■ What you need to do:
Reproduce the data below without any changes, from its first line through the line that contains "642, 757, 657]".
++++
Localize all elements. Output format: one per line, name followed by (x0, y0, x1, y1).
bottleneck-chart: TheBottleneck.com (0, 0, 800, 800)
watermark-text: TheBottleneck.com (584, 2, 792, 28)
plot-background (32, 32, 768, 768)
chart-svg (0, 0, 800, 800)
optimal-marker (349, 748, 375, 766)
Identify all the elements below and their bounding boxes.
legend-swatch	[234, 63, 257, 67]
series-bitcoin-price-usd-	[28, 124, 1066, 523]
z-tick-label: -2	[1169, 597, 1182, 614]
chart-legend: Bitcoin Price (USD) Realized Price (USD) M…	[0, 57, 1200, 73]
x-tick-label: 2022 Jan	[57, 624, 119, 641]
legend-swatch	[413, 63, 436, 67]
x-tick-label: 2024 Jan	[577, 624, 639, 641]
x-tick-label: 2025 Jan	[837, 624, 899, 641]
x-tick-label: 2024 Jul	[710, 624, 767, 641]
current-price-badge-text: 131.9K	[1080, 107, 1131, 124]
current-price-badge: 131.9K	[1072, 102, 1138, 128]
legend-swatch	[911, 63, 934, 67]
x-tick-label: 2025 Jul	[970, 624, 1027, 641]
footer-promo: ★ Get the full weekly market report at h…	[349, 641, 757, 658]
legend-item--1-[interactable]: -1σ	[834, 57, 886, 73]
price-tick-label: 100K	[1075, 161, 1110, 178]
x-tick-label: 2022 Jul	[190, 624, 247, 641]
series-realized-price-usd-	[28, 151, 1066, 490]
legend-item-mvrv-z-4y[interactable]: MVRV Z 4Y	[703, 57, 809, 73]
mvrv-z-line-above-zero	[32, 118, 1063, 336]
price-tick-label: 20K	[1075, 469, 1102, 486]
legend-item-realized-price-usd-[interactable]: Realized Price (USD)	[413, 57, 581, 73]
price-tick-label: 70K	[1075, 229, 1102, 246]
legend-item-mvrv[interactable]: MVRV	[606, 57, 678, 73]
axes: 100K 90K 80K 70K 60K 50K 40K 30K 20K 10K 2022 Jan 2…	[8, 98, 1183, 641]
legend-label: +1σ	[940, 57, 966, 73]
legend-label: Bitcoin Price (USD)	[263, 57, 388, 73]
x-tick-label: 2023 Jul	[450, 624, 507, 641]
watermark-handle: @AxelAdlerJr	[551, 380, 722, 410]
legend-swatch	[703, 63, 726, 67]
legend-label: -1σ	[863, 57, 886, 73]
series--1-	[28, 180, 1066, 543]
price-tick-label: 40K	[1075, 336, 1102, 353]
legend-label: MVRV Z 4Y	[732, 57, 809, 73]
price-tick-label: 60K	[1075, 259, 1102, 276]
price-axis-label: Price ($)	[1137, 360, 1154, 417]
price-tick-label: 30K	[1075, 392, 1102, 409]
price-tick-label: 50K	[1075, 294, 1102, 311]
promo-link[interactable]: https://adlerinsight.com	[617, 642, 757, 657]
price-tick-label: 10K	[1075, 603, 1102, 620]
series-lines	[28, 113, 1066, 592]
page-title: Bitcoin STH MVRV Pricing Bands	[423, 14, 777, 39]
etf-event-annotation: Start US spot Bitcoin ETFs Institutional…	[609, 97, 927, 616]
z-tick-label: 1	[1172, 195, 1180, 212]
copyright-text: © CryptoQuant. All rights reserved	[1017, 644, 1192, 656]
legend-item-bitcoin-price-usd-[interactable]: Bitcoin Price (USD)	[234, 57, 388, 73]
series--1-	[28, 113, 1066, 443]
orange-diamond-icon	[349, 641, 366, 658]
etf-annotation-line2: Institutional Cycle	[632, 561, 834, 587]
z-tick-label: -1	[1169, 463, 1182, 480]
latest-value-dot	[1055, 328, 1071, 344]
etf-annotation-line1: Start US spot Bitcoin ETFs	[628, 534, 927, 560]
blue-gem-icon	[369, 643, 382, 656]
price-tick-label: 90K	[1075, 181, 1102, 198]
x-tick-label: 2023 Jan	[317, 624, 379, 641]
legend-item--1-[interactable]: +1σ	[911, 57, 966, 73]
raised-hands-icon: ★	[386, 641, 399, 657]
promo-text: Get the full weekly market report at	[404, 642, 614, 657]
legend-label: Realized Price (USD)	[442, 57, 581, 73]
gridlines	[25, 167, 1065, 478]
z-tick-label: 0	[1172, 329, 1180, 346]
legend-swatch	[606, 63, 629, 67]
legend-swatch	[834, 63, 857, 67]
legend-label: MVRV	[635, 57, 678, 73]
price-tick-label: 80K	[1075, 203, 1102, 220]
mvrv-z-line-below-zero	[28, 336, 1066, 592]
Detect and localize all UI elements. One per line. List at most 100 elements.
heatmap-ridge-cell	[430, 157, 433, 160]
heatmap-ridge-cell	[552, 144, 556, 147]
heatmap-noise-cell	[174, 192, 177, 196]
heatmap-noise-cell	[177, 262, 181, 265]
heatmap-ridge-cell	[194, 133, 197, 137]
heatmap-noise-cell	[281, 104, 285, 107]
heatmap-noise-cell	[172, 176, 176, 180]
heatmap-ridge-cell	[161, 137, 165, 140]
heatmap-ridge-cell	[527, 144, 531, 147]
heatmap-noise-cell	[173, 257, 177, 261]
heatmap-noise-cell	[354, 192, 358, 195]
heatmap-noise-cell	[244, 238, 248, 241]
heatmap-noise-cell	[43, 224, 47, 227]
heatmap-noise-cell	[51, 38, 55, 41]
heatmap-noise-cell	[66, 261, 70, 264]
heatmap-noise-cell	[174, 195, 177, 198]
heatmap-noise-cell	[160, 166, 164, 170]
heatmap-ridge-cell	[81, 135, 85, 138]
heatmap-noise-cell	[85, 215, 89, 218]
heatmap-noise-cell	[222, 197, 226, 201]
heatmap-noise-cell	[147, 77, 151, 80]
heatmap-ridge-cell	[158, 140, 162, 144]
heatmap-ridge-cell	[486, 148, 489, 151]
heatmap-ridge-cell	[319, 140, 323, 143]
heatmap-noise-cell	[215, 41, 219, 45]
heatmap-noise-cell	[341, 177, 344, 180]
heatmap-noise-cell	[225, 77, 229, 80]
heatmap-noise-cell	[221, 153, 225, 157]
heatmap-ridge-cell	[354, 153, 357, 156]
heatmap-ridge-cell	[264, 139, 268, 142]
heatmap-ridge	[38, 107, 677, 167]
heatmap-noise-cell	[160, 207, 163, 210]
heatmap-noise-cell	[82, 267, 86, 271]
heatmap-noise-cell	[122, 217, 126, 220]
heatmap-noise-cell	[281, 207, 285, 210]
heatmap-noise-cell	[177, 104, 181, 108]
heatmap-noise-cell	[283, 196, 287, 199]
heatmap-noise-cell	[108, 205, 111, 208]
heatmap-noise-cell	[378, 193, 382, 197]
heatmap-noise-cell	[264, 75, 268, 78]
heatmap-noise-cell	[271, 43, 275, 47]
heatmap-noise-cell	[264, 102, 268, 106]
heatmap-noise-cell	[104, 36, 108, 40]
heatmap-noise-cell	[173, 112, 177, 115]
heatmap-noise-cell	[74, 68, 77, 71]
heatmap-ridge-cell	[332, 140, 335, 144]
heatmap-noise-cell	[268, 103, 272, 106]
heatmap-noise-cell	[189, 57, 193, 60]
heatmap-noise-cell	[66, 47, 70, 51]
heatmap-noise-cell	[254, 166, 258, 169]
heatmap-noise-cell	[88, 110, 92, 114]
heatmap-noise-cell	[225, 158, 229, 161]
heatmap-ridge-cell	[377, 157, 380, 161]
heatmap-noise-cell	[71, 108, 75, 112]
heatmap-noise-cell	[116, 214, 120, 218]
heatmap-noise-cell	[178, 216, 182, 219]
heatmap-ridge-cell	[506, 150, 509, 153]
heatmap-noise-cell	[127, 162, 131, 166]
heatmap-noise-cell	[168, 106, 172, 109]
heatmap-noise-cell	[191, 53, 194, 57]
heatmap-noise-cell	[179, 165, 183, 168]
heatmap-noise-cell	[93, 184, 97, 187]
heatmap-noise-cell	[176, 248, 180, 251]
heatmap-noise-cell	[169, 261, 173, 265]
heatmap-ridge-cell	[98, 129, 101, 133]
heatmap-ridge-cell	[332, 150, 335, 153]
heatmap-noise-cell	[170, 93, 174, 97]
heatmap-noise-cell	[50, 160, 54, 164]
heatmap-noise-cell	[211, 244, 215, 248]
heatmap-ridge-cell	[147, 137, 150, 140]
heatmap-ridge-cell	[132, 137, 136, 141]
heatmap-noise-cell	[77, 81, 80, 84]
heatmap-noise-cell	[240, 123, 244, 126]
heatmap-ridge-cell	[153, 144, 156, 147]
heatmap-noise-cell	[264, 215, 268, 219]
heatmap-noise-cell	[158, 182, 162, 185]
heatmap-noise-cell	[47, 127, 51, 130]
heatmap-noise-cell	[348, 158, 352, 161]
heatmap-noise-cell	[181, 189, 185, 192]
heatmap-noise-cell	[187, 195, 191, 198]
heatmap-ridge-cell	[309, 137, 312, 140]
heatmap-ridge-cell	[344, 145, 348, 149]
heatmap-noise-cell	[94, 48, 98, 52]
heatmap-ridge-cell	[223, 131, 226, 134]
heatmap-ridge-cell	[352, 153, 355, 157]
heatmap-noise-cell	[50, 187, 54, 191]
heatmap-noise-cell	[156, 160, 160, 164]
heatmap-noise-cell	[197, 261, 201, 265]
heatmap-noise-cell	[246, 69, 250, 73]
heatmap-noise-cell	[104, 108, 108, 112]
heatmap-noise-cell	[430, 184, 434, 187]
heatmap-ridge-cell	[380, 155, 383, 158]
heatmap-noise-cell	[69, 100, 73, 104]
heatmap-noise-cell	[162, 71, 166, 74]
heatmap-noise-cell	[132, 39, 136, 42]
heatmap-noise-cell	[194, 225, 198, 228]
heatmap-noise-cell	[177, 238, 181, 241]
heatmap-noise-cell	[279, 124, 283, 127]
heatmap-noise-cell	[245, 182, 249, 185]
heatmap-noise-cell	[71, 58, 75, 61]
++++
■ In response:
Localize all elements. Output format: one per line, name followed by (x0, y0, x1, y1).
bottleneck-chart: TheBottleneck.com (0, 0, 800, 800)
watermark-text: TheBottleneck.com (584, 2, 792, 28)
plot-background (32, 32, 768, 768)
chart-svg (0, 0, 800, 800)
optimal-marker (349, 748, 375, 766)
Identify all the elements below and their bounding boxes.
legend-swatch	[234, 63, 257, 67]
series-bitcoin-price-usd-	[28, 124, 1066, 523]
z-tick-label: -2	[1169, 597, 1182, 614]
chart-legend: Bitcoin Price (USD) Realized Price (USD) M…	[0, 57, 1200, 73]
x-tick-label: 2022 Jan	[57, 624, 119, 641]
legend-swatch	[413, 63, 436, 67]
x-tick-label: 2024 Jan	[577, 624, 639, 641]
x-tick-label: 2025 Jan	[837, 624, 899, 641]
x-tick-label: 2024 Jul	[710, 624, 767, 641]
current-price-badge-text: 131.9K	[1080, 107, 1131, 124]
current-price-badge: 131.9K	[1072, 102, 1138, 128]
legend-swatch	[911, 63, 934, 67]
x-tick-label: 2025 Jul	[970, 624, 1027, 641]
footer-promo: ★ Get the full weekly market report at h…	[349, 641, 757, 658]
legend-item--1-[interactable]: -1σ	[834, 57, 886, 73]
price-tick-label: 100K	[1075, 161, 1110, 178]
x-tick-label: 2022 Jul	[190, 624, 247, 641]
series-realized-price-usd-	[28, 151, 1066, 490]
legend-item-mvrv-z-4y[interactable]: MVRV Z 4Y	[703, 57, 809, 73]
mvrv-z-line-above-zero	[32, 118, 1063, 336]
price-tick-label: 20K	[1075, 469, 1102, 486]
legend-item-realized-price-usd-[interactable]: Realized Price (USD)	[413, 57, 581, 73]
price-tick-label: 70K	[1075, 229, 1102, 246]
legend-item-mvrv[interactable]: MVRV	[606, 57, 678, 73]
axes: 100K 90K 80K 70K 60K 50K 40K 30K 20K 10K 2022 Jan 2…	[8, 98, 1183, 641]
legend-label: +1σ	[940, 57, 966, 73]
legend-label: Bitcoin Price (USD)	[263, 57, 388, 73]
x-tick-label: 2023 Jul	[450, 624, 507, 641]
watermark-handle: @AxelAdlerJr	[551, 380, 722, 410]
legend-swatch	[703, 63, 726, 67]
legend-label: -1σ	[863, 57, 886, 73]
series--1-	[28, 180, 1066, 543]
price-tick-label: 40K	[1075, 336, 1102, 353]
legend-label: MVRV Z 4Y	[732, 57, 809, 73]
price-tick-label: 60K	[1075, 259, 1102, 276]
price-axis-label: Price ($)	[1137, 360, 1154, 417]
price-tick-label: 30K	[1075, 392, 1102, 409]
price-tick-label: 50K	[1075, 294, 1102, 311]
promo-link[interactable]: https://adlerinsight.com	[617, 642, 757, 657]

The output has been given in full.